■ **Task statement**: Would it be possible to write out each entry below exactly, without the pictures?

■ **Supplied records**:
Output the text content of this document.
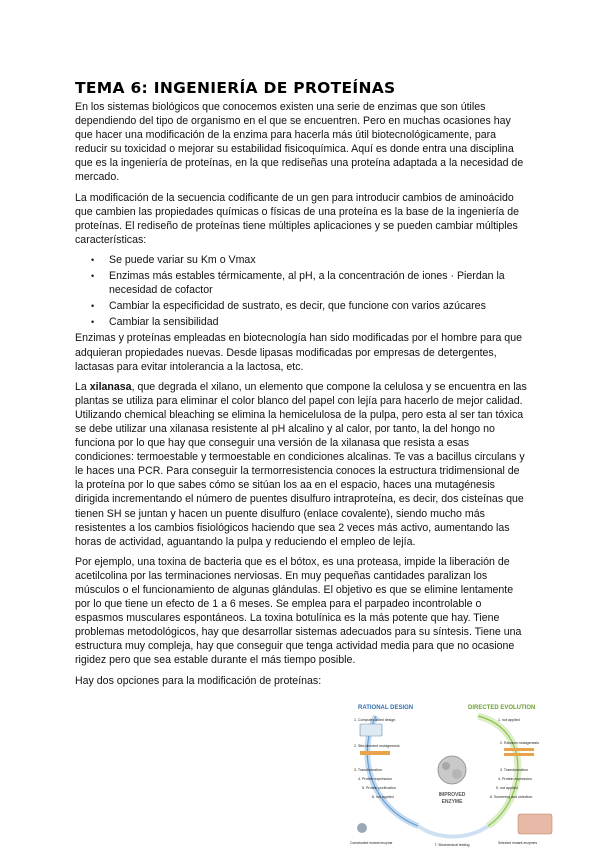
TEMA 6: INGENIERÍA DE PROTEÍNAS

En los sistemas biológicos que conocemos existen una serie de enzimas que son útiles dependiendo del tipo de organismo en el que se encuentren. Pero en muchas ocasiones hay que hacer una modificación de la enzima para hacerla más útil biotecnológicamente, para reducir su toxicidad o mejorar su estabilidad fisicoquímica. Aquí es donde entra una disciplina que es la ingeniería de proteínas, en la que rediseñas una proteína adaptada a la necesidad de mercado.

La modificación de la secuencia codificante de un gen para introducir cambios de aminoácido que cambien las propiedades químicas o físicas de una proteína es la base de la ingeniería de proteínas. El rediseño de proteínas tiene múltiples aplicaciones y se pueden cambiar múltiples características:

• Se puede variar su Km o Vmax
• Enzimas más estables térmicamente, al pH, a la concentración de iones · Pierdan la necesidad de cofactor
• Cambiar la especificidad de sustrato, es decir, que funcione con varios azúcares
• Cambiar la sensibilidad

Enzimas y proteínas empleadas en biotecnología han sido modificadas por el hombre para que adquieran propiedades nuevas. Desde lipasas modificadas por empresas de detergentes, lactasas para evitar intolerancia a la lactosa, etc.

La xilanasa, que degrada el xilano, un elemento que compone la celulosa y se encuentra en las plantas se utiliza para eliminar el color blanco del papel con lejía para hacerlo de mejor calidad. Utilizando chemical bleaching se elimina la hemicelulosa de la pulpa, pero esta al ser tan tóxica se debe utilizar una xilanasa resistente al pH alcalino y al calor, por tanto, la del hongo no funciona por lo que hay que conseguir una versión de la xilanasa que resista a esas condiciones: termoestable y termoestable en condiciones alcalinas. Te vas a bacillus circulans y le haces una PCR. Para conseguir la termorresistencia conoces la estructura tridimensional de la proteína por lo que sabes cómo se sitúan los aa en el espacio, haces una mutagénesis dirigida incrementando el número de puentes disulfuro intraproteína, es decir, dos cisteínas que tienen SH se juntan y hacen un puente disulfuro (enlace covalente), siendo mucho más resistentes a los cambios fisiológicos haciendo que sea 2 veces más activo, aumentando las horas de actividad, aguantando la pulpa y reduciendo el empleo de lejía.

Por ejemplo, una toxina de bacteria que es el bótox, es una proteasa, impide la liberación de acetilcolina por las terminaciones nerviosas. En muy pequeñas cantidades paralizan los músculos o el funcionamiento de algunas glándulas. El objetivo es que se elimine lentamente por lo que tiene un efecto de 1 a 6 meses. Se emplea para el parpadeo incontrolable o espasmos musculares espontáneos. La toxina botulínica es la más potente que hay. Tiene problemas metodológicos, hay que desarrollar sistemas adecuados para su síntesis. Tiene una estructura muy compleja, hay que conseguir que tenga actividad media para que no ocasione rigidez pero que sea estable durante el más tiempo posible.

Hay dos opciones para la modificación de proteínas:

RATIONAL DESIGN	DIRECTED EVOLUTION
1. Computer-aided design
2. Site-directed mutagenesis
3. Transformation
4. Protein expression
5. Protein purification
6. not applied
Constructed mutant enzyme
1. not applied
2. Random mutagenesis
3. Transformation
4. Protein expression
5. not applied
6. Screening and selection
Selected mutant enzymes
IMPROVED
ENZYME
7. Biochemical testing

■ **Written response**:
Output the text content of this document.
TEMA 6: INGENIERÍA DE PROTEÍNAS

En los sistemas biológicos que conocemos existen una serie de enzimas que son útiles dependiendo del tipo de organismo en el que se encuentren. Pero en muchas ocasiones hay que hacer una modificación de la enzima para hacerla más útil biotecnológicamente, para reducir su toxicidad o mejorar su estabilidad fisicoquímica. Aquí es donde entra una disciplina que es la ingeniería de proteínas, en la que rediseñas una proteína adaptada a la necesidad de mercado.

La modificación de la secuencia codificante de un gen para introducir cambios de aminoácido que cambien las propiedades químicas o físicas de una proteína es la base de la ingeniería de proteínas. El rediseño de proteínas tiene múltiples aplicaciones y se pueden cambiar múltiples características:

• Se puede variar su Km o Vmax
• Enzimas más estables térmicamente, al pH, a la concentración de iones · Pierdan la necesidad de cofactor
• Cambiar la especificidad de sustrato, es decir, que funcione con varios azúcares
• Cambiar la sensibilidad

Enzimas y proteínas empleadas en biotecnología han sido modificadas por el hombre para que adquieran propiedades nuevas. Desde lipasas modificadas por empresas de detergentes, lactasas para evitar intolerancia a la lactosa, etc.

La xilanasa, que degrada el xilano, un elemento que compone la celulosa y se encuentra en las plantas se utiliza para eliminar el color blanco del papel con lejía para hacerlo de mejor calidad. Utilizando chemical bleaching se elimina la hemicelulosa de la pulpa, pero esta al ser tan tóxica se debe utilizar una xilanasa resistente al pH alcalino y al calor, por tanto, la del hongo no funciona por lo que hay que conseguir una versión de la xilanasa que resista a esas condiciones: termoestable y termoestable en condiciones alcalinas. Te vas a bacillus circulans y le haces una PCR. Para conseguir la termorresistencia conoces la estructura tridimensional de la proteína por lo que sabes cómo se sitúan los aa en el espacio, haces una mutagénesis dirigida incrementando el número de puentes disulfuro intraproteína, es decir, dos cisteínas que tienen SH se juntan y hacen un puente disulfuro (enlace covalente), siendo mucho más resistentes a los cambios fisiológicos haciendo que sea 2 veces más activo, aumentando las horas de actividad, aguantando la pulpa y reduciendo el empleo de lejía.

Por ejemplo, una toxina de bacteria que es el bótox, es una proteasa, impide la liberación de acetilcolina por las terminaciones nerviosas. En muy pequeñas cantidades paralizan los músculos o el funcionamiento de algunas glándulas. El objetivo es que se elimine lentamente por lo que tiene un efecto de 1 a 6 meses. Se emplea para el parpadeo incontrolable o espasmos musculares espontáneos. La toxina botulínica es la más potente que hay. Tiene problemas metodológicos, hay que desarrollar sistemas adecuados para su síntesis. Tiene una estructura muy compleja, hay que conseguir que tenga actividad media para que no ocasione rigidez pero que sea estable durante el más tiempo posible.

Hay dos opciones para la modificación de proteínas:

RATIONAL DESIGN	DIRECTED EVOLUTION
1. Computer-aided design
2. Site-directed mutagenesis
3. Transformation
4. Protein expression
5. Protein purification
6. not applied
Constructed mutant enzyme
1. not applied
2. Random mutagenesis
3. Transformation
4. Protein expression
5. not applied
6. Screening and selection
Selected mutant enzymes
IMPROVED
ENZYME
7. Biochemical testing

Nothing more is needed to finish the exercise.